■ Exercise instructions:
Restate each of the lines below word for word and drop every picture.

■ Records shown:
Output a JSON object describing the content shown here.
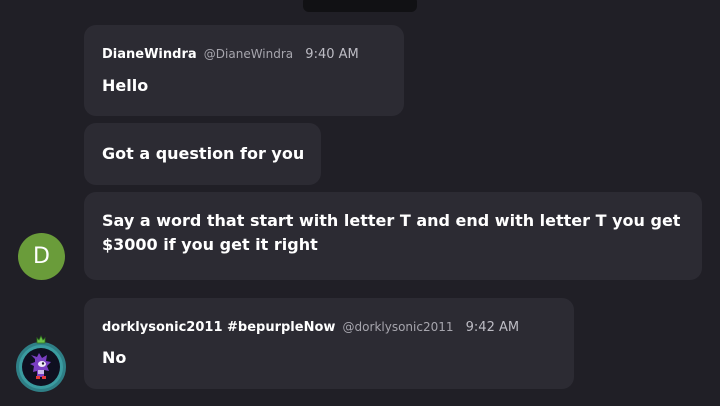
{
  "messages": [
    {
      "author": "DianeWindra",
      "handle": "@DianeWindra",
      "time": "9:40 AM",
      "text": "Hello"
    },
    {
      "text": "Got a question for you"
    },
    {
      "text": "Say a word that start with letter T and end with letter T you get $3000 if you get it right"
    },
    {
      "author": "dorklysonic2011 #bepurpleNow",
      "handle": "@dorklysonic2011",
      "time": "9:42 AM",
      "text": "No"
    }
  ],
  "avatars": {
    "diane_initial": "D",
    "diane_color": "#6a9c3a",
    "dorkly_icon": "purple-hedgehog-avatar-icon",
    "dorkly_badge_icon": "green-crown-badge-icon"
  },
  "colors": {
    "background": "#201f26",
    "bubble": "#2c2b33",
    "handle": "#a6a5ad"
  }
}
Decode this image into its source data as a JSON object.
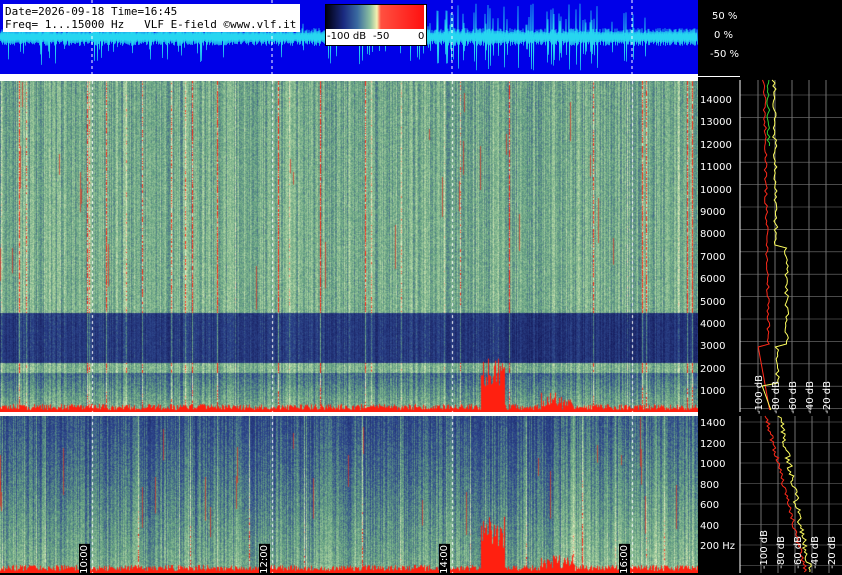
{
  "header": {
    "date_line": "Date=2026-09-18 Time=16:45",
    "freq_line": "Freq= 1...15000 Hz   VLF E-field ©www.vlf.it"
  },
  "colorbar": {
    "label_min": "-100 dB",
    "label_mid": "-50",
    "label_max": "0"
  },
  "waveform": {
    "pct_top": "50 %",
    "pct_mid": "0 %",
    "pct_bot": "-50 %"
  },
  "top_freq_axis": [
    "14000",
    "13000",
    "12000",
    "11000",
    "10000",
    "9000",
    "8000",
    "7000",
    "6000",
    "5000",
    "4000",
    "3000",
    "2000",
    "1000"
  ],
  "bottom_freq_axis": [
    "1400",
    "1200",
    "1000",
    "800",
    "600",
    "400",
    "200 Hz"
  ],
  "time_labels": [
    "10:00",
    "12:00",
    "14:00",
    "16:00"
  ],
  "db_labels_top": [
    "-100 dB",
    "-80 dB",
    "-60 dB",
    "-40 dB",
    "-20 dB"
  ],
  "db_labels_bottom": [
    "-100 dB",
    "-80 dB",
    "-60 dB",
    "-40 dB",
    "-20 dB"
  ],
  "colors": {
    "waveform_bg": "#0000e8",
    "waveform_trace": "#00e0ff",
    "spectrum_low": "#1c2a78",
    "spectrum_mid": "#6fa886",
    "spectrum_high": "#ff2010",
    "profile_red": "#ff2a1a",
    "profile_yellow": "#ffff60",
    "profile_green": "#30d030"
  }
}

■ Result below:
Output a JSON object describing the content shown here.
{
  "messages": [
    {
      "author": "DianeWindra",
      "handle": "@DianeWindra",
      "time": "9:40 AM",
      "text": "Hello"
    },
    {
      "text": "Got a question for you"
    },
    {
      "text": "Say a word that start with letter T and end with letter T you get $3000 if you get it right"
    },
    {
      "author": "dorklysonic2011 #bepurpleNow",
      "handle": "@dorklysonic2011",
      "time": "9:42 AM",
      "text": "No"
    }
  ],
  "avatars": {
    "diane_initial": "D",
    "diane_color": "#6a9c3a",
    "dorkly_icon": "purple-hedgehog-avatar-icon",
    "dorkly_badge_icon": "green-crown-badge-icon"
  },
  "colors": {
    "background": "#201f26",
    "bubble": "#2c2b33",
    "handle": "#a6a5ad"
  }
}
Decode this image into its source data as a JSON object.
{
  "header": {
    "date_line": "Date=2026-09-18 Time=16:45",
    "freq_line": "Freq= 1...15000 Hz   VLF E-field ©www.vlf.it"
  },
  "colorbar": {
    "label_min": "-100 dB",
    "label_mid": "-50",
    "label_max": "0"
  },
  "waveform": {
    "pct_top": "50 %",
    "pct_mid": "0 %",
    "pct_bot": "-50 %"
  },
  "top_freq_axis": [
    "14000",
    "13000",
    "12000",
    "11000",
    "10000",
    "9000",
    "8000",
    "7000",
    "6000",
    "5000",
    "4000",
    "3000",
    "2000",
    "1000"
  ],
  "bottom_freq_axis": [
    "1400",
    "1200",
    "1000",
    "800",
    "600",
    "400",
    "200 Hz"
  ],
  "time_labels": [
    "10:00",
    "12:00",
    "14:00",
    "16:00"
  ],
  "db_labels_top": [
    "-100 dB",
    "-80 dB",
    "-60 dB",
    "-40 dB",
    "-20 dB"
  ],
  "db_labels_bottom": [
    "-100 dB",
    "-80 dB",
    "-60 dB",
    "-40 dB",
    "-20 dB"
  ],
  "colors": {
    "waveform_bg": "#0000e8",
    "waveform_trace": "#00e0ff",
    "spectrum_low": "#1c2a78",
    "spectrum_mid": "#6fa886",
    "spectrum_high": "#ff2010",
    "profile_red": "#ff2a1a",
    "profile_yellow": "#ffff60",
    "profile_green": "#30d030"
  }
}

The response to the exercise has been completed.